WORK TO BE COMPLETED
From the line that has "Convert this chart" down to the final line of the listing below, transcribe every line exactly, and only those.

* Begin PROVIDED MATERIAL *

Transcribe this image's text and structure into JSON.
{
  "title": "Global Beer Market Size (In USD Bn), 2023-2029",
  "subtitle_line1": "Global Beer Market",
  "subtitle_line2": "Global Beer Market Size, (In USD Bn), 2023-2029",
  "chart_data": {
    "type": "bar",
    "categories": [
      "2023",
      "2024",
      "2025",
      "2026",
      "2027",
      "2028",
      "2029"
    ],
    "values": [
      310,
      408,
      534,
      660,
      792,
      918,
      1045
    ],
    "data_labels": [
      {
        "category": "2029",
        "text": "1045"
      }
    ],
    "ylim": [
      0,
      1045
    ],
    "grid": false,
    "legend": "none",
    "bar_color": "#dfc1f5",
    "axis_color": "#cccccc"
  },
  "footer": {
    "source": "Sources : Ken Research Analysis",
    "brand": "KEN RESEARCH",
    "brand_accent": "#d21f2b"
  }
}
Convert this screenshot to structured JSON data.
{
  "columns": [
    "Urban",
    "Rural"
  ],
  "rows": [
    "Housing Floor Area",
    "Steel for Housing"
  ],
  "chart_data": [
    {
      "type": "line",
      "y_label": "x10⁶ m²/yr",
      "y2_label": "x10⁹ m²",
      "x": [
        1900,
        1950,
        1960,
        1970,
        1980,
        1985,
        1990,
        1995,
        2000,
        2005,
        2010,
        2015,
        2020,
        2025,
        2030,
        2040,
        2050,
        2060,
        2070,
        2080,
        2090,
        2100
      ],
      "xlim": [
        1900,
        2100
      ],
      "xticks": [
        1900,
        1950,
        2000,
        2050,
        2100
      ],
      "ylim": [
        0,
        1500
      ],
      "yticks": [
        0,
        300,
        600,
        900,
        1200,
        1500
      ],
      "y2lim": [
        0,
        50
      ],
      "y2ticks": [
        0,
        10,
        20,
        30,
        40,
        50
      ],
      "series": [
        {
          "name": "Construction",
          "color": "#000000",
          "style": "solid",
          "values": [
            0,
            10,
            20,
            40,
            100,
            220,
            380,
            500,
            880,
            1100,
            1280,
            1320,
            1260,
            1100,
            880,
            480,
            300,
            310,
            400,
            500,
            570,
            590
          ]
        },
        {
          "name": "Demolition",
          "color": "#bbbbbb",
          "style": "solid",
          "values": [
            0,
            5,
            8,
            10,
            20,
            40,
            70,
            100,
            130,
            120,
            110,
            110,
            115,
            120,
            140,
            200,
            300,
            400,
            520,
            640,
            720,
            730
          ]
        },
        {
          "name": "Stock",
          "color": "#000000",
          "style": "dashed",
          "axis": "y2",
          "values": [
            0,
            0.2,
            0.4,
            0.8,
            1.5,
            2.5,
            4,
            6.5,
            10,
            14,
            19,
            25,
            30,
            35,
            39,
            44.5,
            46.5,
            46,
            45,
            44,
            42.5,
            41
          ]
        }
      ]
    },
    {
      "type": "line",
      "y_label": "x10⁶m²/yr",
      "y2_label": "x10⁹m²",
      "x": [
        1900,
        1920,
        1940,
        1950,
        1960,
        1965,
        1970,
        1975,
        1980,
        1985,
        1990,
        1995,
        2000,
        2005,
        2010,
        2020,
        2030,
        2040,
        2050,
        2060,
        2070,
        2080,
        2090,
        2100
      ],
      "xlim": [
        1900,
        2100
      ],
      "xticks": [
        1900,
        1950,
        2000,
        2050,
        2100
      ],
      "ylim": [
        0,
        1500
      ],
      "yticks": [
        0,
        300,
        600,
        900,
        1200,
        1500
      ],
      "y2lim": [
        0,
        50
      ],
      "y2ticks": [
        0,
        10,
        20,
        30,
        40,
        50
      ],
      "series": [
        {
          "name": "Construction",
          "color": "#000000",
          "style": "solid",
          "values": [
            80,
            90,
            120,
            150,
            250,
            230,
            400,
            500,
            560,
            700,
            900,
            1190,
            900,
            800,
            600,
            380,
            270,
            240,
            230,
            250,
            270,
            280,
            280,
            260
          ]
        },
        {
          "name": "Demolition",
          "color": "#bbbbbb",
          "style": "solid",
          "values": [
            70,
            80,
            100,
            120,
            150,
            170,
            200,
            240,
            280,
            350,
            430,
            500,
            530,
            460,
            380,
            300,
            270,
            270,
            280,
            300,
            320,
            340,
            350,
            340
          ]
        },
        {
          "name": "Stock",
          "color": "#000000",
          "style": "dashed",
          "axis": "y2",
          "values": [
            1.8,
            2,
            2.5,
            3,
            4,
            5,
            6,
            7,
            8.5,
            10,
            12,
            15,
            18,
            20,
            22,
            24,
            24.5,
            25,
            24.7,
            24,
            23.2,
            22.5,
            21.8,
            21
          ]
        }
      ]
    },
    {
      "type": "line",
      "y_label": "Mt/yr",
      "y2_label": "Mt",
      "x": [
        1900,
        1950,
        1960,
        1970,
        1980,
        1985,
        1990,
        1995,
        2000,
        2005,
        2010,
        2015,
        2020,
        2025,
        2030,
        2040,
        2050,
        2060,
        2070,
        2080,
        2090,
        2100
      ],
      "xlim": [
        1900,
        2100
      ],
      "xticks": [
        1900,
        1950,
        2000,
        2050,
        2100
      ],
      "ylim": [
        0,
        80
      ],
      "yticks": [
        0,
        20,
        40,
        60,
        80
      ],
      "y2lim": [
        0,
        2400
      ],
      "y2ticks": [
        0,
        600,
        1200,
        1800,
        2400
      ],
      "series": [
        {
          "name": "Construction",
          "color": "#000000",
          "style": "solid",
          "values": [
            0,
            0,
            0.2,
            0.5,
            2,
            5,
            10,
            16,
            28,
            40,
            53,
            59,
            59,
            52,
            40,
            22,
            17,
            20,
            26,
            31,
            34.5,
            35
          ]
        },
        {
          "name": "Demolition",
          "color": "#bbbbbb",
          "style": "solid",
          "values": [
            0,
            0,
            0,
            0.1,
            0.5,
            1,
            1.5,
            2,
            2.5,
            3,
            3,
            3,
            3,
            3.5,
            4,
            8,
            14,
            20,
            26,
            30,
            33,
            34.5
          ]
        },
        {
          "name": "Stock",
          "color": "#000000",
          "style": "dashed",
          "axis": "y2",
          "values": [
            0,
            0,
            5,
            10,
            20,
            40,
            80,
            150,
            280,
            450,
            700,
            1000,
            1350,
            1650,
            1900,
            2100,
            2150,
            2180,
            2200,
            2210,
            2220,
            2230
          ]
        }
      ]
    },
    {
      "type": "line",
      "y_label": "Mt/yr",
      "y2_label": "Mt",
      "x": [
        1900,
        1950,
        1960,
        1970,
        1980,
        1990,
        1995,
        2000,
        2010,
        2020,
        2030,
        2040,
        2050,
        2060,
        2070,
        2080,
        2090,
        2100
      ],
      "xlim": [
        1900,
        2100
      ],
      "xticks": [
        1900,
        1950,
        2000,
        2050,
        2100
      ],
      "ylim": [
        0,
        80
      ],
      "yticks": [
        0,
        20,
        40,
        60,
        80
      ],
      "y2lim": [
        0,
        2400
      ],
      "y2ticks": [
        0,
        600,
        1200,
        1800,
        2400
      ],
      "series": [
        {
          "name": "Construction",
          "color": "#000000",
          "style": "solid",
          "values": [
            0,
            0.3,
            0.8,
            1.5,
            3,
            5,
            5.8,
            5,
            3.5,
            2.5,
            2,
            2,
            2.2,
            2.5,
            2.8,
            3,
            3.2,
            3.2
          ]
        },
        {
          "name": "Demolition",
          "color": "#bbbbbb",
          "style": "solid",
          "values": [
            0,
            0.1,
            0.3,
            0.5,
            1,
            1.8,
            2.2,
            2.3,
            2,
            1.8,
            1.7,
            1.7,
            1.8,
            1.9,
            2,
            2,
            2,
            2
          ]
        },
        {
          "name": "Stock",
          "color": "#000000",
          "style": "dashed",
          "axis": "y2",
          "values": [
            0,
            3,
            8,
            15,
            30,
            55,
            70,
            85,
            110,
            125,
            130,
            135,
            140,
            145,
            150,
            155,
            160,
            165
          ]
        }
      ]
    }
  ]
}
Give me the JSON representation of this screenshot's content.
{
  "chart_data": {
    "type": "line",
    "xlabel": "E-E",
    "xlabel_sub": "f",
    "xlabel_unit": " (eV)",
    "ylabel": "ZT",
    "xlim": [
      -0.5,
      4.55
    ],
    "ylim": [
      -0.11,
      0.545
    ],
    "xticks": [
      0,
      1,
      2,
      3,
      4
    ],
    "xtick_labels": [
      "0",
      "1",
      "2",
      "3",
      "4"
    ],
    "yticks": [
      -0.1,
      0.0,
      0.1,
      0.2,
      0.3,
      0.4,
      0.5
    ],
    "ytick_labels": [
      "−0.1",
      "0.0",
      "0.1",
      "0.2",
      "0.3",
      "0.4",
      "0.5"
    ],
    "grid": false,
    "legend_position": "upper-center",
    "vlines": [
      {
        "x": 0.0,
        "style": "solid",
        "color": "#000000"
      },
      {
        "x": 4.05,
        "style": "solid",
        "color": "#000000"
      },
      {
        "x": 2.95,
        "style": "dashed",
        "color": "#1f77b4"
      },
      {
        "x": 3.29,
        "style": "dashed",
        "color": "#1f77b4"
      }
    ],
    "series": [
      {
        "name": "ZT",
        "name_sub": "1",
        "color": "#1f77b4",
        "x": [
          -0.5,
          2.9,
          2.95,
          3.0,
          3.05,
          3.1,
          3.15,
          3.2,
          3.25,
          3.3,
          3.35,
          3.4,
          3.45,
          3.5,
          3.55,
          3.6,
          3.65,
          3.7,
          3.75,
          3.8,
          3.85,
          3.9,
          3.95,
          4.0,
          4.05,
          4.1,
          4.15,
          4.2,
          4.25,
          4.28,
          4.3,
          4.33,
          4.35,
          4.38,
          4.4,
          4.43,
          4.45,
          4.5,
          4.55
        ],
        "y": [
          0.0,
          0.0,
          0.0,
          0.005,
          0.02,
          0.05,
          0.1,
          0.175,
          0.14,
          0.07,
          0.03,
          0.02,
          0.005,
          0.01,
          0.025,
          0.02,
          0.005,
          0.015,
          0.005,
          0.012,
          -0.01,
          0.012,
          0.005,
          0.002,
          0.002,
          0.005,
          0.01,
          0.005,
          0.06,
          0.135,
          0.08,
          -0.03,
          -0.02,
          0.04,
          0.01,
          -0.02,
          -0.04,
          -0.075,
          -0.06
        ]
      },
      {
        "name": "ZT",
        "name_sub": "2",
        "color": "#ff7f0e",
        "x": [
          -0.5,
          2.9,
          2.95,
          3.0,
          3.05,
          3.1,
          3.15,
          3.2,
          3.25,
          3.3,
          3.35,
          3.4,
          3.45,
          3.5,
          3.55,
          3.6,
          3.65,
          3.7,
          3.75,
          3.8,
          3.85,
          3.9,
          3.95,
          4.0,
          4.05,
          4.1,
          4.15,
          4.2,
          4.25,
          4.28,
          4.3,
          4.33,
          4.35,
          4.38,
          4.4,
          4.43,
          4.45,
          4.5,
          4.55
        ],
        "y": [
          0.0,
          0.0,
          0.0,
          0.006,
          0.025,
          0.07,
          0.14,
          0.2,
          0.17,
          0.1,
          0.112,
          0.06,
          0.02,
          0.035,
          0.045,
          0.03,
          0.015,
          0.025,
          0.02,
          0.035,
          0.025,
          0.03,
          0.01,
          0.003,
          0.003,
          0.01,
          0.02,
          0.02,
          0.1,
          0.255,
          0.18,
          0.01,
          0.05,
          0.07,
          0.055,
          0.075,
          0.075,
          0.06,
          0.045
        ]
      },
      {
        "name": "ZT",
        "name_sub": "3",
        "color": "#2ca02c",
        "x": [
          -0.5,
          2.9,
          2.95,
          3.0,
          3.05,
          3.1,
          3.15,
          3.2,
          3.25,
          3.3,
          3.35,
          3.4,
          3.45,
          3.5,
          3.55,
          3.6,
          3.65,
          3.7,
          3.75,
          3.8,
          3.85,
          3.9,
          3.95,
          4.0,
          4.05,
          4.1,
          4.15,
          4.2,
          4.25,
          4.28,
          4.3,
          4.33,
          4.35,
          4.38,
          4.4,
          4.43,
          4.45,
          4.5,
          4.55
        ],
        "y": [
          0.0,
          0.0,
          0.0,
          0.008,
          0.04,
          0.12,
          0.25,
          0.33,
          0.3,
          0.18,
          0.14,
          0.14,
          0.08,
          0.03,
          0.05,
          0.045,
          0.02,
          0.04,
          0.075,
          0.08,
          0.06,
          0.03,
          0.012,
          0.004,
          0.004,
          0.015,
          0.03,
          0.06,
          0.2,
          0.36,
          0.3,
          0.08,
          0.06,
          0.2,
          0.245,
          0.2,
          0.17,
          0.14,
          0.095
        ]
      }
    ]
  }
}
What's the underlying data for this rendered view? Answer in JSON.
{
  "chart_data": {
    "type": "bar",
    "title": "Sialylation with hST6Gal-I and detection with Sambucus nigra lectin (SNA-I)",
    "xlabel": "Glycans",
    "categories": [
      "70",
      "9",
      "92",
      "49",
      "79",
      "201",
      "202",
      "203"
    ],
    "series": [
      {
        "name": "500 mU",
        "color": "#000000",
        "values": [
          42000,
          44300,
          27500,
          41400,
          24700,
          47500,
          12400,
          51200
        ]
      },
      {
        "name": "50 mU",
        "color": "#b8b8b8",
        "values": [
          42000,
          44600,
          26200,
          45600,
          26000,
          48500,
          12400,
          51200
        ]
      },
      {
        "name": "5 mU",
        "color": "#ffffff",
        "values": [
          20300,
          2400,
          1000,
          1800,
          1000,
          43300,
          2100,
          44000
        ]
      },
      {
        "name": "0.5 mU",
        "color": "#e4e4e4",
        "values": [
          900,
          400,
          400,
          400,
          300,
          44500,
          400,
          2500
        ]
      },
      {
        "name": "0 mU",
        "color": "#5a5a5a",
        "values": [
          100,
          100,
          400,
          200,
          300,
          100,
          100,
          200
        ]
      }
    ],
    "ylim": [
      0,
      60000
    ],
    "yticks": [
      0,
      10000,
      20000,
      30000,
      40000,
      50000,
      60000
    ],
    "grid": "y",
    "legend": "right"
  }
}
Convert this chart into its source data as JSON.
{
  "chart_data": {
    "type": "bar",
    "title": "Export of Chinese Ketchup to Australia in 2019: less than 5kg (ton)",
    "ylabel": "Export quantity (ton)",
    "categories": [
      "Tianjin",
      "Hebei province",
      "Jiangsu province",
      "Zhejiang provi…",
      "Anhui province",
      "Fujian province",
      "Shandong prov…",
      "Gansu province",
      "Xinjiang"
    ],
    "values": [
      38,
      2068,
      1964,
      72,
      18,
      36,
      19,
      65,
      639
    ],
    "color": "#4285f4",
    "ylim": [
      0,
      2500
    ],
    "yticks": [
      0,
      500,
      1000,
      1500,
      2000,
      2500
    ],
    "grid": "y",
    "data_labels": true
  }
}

* End PROVIDED MATERIAL *

RESULT BELOW
Convert this chart into its source data as JSON.
{
  "chart_data": {
    "type": "bar",
    "title": "Export of Chinese Ketchup to Australia in 2019: less than 5kg (ton)",
    "ylabel": "Export quantity (ton)",
    "categories": [
      "Tianjin",
      "Hebei province",
      "Jiangsu province",
      "Zhejiang provi…",
      "Anhui province",
      "Fujian province",
      "Shandong prov…",
      "Gansu province",
      "Xinjiang"
    ],
    "values": [
      38,
      2068,
      1964,
      72,
      18,
      36,
      19,
      65,
      639
    ],
    "color": "#4285f4",
    "ylim": [
      0,
      2500
    ],
    "yticks": [
      0,
      500,
      1000,
      1500,
      2000,
      2500
    ],
    "grid": "y",
    "data_labels": true
  }
}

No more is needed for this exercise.